___ Information given

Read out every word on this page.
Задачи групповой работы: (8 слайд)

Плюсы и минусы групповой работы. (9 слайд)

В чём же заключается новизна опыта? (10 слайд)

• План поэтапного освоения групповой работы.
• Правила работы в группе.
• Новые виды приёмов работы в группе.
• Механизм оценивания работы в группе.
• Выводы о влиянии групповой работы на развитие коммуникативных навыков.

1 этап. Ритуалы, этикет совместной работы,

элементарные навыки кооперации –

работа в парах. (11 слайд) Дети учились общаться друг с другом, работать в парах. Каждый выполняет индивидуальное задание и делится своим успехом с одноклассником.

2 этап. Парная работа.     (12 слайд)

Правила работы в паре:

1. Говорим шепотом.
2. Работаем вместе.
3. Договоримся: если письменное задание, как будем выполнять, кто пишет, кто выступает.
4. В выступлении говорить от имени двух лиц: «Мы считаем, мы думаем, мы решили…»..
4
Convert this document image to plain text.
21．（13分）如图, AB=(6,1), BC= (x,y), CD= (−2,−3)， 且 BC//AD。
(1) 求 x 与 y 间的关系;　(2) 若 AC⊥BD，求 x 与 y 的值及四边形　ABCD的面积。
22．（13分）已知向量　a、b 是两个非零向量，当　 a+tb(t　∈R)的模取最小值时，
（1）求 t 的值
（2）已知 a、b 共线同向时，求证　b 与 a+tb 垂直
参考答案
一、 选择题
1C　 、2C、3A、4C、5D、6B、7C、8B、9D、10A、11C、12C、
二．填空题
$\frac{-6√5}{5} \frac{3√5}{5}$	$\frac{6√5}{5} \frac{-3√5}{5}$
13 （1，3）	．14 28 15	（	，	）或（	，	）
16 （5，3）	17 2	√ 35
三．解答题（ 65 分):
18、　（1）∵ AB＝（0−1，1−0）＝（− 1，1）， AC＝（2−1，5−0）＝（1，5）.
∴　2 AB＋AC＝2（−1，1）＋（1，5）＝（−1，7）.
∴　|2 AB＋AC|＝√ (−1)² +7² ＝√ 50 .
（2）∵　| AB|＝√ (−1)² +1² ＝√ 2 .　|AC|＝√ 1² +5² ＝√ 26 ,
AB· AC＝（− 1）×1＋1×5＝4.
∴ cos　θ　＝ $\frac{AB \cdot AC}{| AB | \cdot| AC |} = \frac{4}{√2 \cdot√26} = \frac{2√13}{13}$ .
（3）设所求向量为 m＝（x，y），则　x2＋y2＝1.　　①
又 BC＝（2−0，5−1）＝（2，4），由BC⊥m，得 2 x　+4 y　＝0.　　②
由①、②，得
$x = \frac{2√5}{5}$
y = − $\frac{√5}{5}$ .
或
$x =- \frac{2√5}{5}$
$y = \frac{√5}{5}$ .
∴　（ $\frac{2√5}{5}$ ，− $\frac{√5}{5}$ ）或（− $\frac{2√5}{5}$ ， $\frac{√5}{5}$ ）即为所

______

*Aim:*
Your answer should be a single number: the count of lines in the data that include the word "frac".

*Answer to the problem:*
7